All of the data below must be repeated exactly.

** START Dataset records **

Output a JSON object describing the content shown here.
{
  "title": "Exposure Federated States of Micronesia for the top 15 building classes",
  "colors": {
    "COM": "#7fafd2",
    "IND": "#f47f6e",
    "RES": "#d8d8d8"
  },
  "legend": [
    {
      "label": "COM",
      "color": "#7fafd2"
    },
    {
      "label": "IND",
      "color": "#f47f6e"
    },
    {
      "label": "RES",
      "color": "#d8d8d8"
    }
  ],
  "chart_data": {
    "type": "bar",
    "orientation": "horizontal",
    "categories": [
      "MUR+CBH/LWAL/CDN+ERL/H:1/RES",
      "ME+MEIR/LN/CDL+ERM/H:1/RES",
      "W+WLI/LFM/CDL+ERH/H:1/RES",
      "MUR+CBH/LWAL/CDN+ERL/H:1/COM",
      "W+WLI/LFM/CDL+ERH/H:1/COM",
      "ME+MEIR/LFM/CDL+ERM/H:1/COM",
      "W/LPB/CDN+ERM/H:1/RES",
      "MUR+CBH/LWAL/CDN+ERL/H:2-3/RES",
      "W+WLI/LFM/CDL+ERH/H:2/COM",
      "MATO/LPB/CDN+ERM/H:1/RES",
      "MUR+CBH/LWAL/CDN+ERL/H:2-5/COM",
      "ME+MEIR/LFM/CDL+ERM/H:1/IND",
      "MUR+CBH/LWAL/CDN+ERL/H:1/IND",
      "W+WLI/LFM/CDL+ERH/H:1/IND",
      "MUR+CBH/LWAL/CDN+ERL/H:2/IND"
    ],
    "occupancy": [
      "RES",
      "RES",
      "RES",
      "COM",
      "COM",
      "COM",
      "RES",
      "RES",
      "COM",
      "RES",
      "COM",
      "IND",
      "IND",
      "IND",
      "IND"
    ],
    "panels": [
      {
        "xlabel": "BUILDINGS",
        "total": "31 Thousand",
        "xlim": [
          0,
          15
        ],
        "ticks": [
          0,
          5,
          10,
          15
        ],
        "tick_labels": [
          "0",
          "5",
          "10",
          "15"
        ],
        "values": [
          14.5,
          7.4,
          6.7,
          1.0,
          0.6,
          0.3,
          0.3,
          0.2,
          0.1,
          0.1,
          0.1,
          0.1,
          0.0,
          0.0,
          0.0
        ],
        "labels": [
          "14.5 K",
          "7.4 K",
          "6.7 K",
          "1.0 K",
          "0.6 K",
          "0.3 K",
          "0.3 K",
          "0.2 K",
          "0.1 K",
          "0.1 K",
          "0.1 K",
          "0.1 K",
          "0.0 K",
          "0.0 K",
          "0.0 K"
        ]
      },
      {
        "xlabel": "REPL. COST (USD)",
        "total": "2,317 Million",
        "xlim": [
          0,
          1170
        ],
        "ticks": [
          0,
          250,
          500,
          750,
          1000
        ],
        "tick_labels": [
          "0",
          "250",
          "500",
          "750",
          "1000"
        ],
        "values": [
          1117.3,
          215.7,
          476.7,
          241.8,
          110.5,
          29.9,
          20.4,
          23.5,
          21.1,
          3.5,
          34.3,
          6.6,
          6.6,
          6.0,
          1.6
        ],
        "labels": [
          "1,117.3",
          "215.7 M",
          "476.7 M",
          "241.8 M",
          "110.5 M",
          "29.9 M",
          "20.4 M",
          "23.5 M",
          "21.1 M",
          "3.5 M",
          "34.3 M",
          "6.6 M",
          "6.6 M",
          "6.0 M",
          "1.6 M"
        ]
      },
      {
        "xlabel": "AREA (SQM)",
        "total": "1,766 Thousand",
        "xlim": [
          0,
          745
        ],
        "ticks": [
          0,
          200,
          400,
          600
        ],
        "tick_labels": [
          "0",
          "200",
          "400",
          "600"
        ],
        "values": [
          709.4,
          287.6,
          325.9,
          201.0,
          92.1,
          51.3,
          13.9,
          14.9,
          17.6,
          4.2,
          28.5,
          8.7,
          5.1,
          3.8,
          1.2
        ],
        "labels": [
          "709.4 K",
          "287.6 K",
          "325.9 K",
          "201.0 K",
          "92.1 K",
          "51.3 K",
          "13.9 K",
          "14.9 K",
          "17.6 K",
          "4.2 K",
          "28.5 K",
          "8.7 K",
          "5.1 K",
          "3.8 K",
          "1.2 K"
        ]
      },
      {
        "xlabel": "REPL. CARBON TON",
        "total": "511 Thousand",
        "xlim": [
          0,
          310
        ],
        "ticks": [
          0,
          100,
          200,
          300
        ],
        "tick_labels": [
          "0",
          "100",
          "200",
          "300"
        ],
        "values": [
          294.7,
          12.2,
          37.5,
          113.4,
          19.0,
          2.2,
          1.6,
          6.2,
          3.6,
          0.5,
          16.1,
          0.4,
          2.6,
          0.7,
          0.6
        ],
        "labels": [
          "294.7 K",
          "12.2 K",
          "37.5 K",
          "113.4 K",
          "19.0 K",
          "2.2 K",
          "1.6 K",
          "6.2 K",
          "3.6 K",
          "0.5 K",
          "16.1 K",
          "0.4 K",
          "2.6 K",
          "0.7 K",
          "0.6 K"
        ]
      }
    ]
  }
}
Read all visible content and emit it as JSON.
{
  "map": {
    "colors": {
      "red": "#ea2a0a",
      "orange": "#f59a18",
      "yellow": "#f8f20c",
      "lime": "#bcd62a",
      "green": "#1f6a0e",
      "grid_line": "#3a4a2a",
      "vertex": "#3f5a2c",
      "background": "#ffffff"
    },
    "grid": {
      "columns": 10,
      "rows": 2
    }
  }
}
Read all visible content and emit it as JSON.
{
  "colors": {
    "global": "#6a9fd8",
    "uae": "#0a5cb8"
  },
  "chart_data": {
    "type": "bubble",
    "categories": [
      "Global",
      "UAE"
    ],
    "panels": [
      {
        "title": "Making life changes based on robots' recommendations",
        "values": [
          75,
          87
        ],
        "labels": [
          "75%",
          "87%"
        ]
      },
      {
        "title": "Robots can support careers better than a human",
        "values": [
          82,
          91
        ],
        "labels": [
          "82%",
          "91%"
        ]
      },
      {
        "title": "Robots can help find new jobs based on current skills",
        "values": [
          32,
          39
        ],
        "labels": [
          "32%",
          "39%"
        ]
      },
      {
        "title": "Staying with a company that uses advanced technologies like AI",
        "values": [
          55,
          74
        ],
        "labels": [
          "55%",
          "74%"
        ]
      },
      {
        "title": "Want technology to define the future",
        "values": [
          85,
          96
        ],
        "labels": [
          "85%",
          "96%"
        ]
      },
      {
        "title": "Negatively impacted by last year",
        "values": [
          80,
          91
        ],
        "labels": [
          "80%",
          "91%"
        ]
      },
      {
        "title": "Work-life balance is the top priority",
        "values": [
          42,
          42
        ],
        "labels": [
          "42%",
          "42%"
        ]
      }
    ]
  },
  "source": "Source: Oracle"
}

** END Dataset records **

Expected answer:
Output a JSON object describing the content shown here.
{
  "title": "Exposure Federated States of Micronesia for the top 15 building classes",
  "colors": {
    "COM": "#7fafd2",
    "IND": "#f47f6e",
    "RES": "#d8d8d8"
  },
  "legend": [
    {
      "label": "COM",
      "color": "#7fafd2"
    },
    {
      "label": "IND",
      "color": "#f47f6e"
    },
    {
      "label": "RES",
      "color": "#d8d8d8"
    }
  ],
  "chart_data": {
    "type": "bar",
    "orientation": "horizontal",
    "categories": [
      "MUR+CBH/LWAL/CDN+ERL/H:1/RES",
      "ME+MEIR/LN/CDL+ERM/H:1/RES",
      "W+WLI/LFM/CDL+ERH/H:1/RES",
      "MUR+CBH/LWAL/CDN+ERL/H:1/COM",
      "W+WLI/LFM/CDL+ERH/H:1/COM",
      "ME+MEIR/LFM/CDL+ERM/H:1/COM",
      "W/LPB/CDN+ERM/H:1/RES",
      "MUR+CBH/LWAL/CDN+ERL/H:2-3/RES",
      "W+WLI/LFM/CDL+ERH/H:2/COM",
      "MATO/LPB/CDN+ERM/H:1/RES",
      "MUR+CBH/LWAL/CDN+ERL/H:2-5/COM",
      "ME+MEIR/LFM/CDL+ERM/H:1/IND",
      "MUR+CBH/LWAL/CDN+ERL/H:1/IND",
      "W+WLI/LFM/CDL+ERH/H:1/IND",
      "MUR+CBH/LWAL/CDN+ERL/H:2/IND"
    ],
    "occupancy": [
      "RES",
      "RES",
      "RES",
      "COM",
      "COM",
      "COM",
      "RES",
      "RES",
      "COM",
      "RES",
      "COM",
      "IND",
      "IND",
      "IND",
      "IND"
    ],
    "panels": [
      {
        "xlabel": "BUILDINGS",
        "total": "31 Thousand",
        "xlim": [
          0,
          15
        ],
        "ticks": [
          0,
          5,
          10,
          15
        ],
        "tick_labels": [
          "0",
          "5",
          "10",
          "15"
        ],
        "values": [
          14.5,
          7.4,
          6.7,
          1.0,
          0.6,
          0.3,
          0.3,
          0.2,
          0.1,
          0.1,
          0.1,
          0.1,
          0.0,
          0.0,
          0.0
        ],
        "labels": [
          "14.5 K",
          "7.4 K",
          "6.7 K",
          "1.0 K",
          "0.6 K",
          "0.3 K",
          "0.3 K",
          "0.2 K",
          "0.1 K",
          "0.1 K",
          "0.1 K",
          "0.1 K",
          "0.0 K",
          "0.0 K",
          "0.0 K"
        ]
      },
      {
        "xlabel": "REPL. COST (USD)",
        "total": "2,317 Million",
        "xlim": [
          0,
          1170
        ],
        "ticks": [
          0,
          250,
          500,
          750,
          1000
        ],
        "tick_labels": [
          "0",
          "250",
          "500",
          "750",
          "1000"
        ],
        "values": [
          1117.3,
          215.7,
          476.7,
          241.8,
          110.5,
          29.9,
          20.4,
          23.5,
          21.1,
          3.5,
          34.3,
          6.6,
          6.6,
          6.0,
          1.6
        ],
        "labels": [
          "1,117.3",
          "215.7 M",
          "476.7 M",
          "241.8 M",
          "110.5 M",
          "29.9 M",
          "20.4 M",
          "23.5 M",
          "21.1 M",
          "3.5 M",
          "34.3 M",
          "6.6 M",
          "6.6 M",
          "6.0 M",
          "1.6 M"
        ]
      },
      {
        "xlabel": "AREA (SQM)",
        "total": "1,766 Thousand",
        "xlim": [
          0,
          745
        ],
        "ticks": [
          0,
          200,
          400,
          600
        ],
        "tick_labels": [
          "0",
          "200",
          "400",
          "600"
        ],
        "values": [
          709.4,
          287.6,
          325.9,
          201.0,
          92.1,
          51.3,
          13.9,
          14.9,
          17.6,
          4.2,
          28.5,
          8.7,
          5.1,
          3.8,
          1.2
        ],
        "labels": [
          "709.4 K",
          "287.6 K",
          "325.9 K",
          "201.0 K",
          "92.1 K",
          "51.3 K",
          "13.9 K",
          "14.9 K",
          "17.6 K",
          "4.2 K",
          "28.5 K",
          "8.7 K",
          "5.1 K",
          "3.8 K",
          "1.2 K"
        ]
      },
      {
        "xlabel": "REPL. CARBON TON",
        "total": "511 Thousand",
        "xlim": [
          0,
          310
        ],
        "ticks": [
          0,
          100,
          200,
          300
        ],
        "tick_labels": [
          "0",
          "100",
          "200",
          "300"
        ],
        "values": [
          294.7,
          12.2,
          37.5,
          113.4,
          19.0,
          2.2,
          1.6,
          6.2,
          3.6,
          0.5,
          16.1,
          0.4,
          2.6,
          0.7,
          0.6
        ],
        "labels": [
          "294.7 K",
          "12.2 K",
          "37.5 K",
          "113.4 K",
          "19.0 K",
          "2.2 K",
          "1.6 K",
          "6.2 K",
          "3.6 K",
          "0.5 K",
          "16.1 K",
          "0.4 K",
          "2.6 K",
          "0.7 K",
          "0.6 K"
        ]
      }
    ]
  }
}
Read all visible content and emit it as JSON.
{
  "map": {
    "colors": {
      "red": "#ea2a0a",
      "orange": "#f59a18",
      "yellow": "#f8f20c",
      "lime": "#bcd62a",
      "green": "#1f6a0e",
      "grid_line": "#3a4a2a",
      "vertex": "#3f5a2c",
      "background": "#ffffff"
    },
    "grid": {
      "columns": 10,
      "rows": 2
    }
  }
}
Read all visible content and emit it as JSON.
{
  "colors": {
    "global": "#6a9fd8",
    "uae": "#0a5cb8"
  },
  "chart_data": {
    "type": "bubble",
    "categories": [
      "Global",
      "UAE"
    ],
    "panels": [
      {
        "title": "Making life changes based on robots' recommendations",
        "values": [
          75,
          87
        ],
        "labels": [
          "75%",
          "87%"
        ]
      },
      {
        "title": "Robots can support careers better than a human",
        "values": [
          82,
          91
        ],
        "labels": [
          "82%",
          "91%"
        ]
      },
      {
        "title": "Robots can help find new jobs based on current skills",
        "values": [
          32,
          39
        ],
        "labels": [
          "32%",
          "39%"
        ]
      },
      {
        "title": "Staying with a company that uses advanced technologies like AI",
        "values": [
          55,
          74
        ],
        "labels": [
          "55%",
          "74%"
        ]
      },
      {
        "title": "Want technology to define the future",
        "values": [
          85,
          96
        ],
        "labels": [
          "85%",
          "96%"
        ]
      },
      {
        "title": "Negatively impacted by last year",
        "values": [
          80,
          91
        ],
        "labels": [
          "80%",
          "91%"
        ]
      },
      {
        "title": "Work-life balance is the top priority",
        "values": [
          42,
          42
        ],
        "labels": [
          "42%",
          "42%"
        ]
      }
    ]
  },
  "source": "Source: Oracle"
}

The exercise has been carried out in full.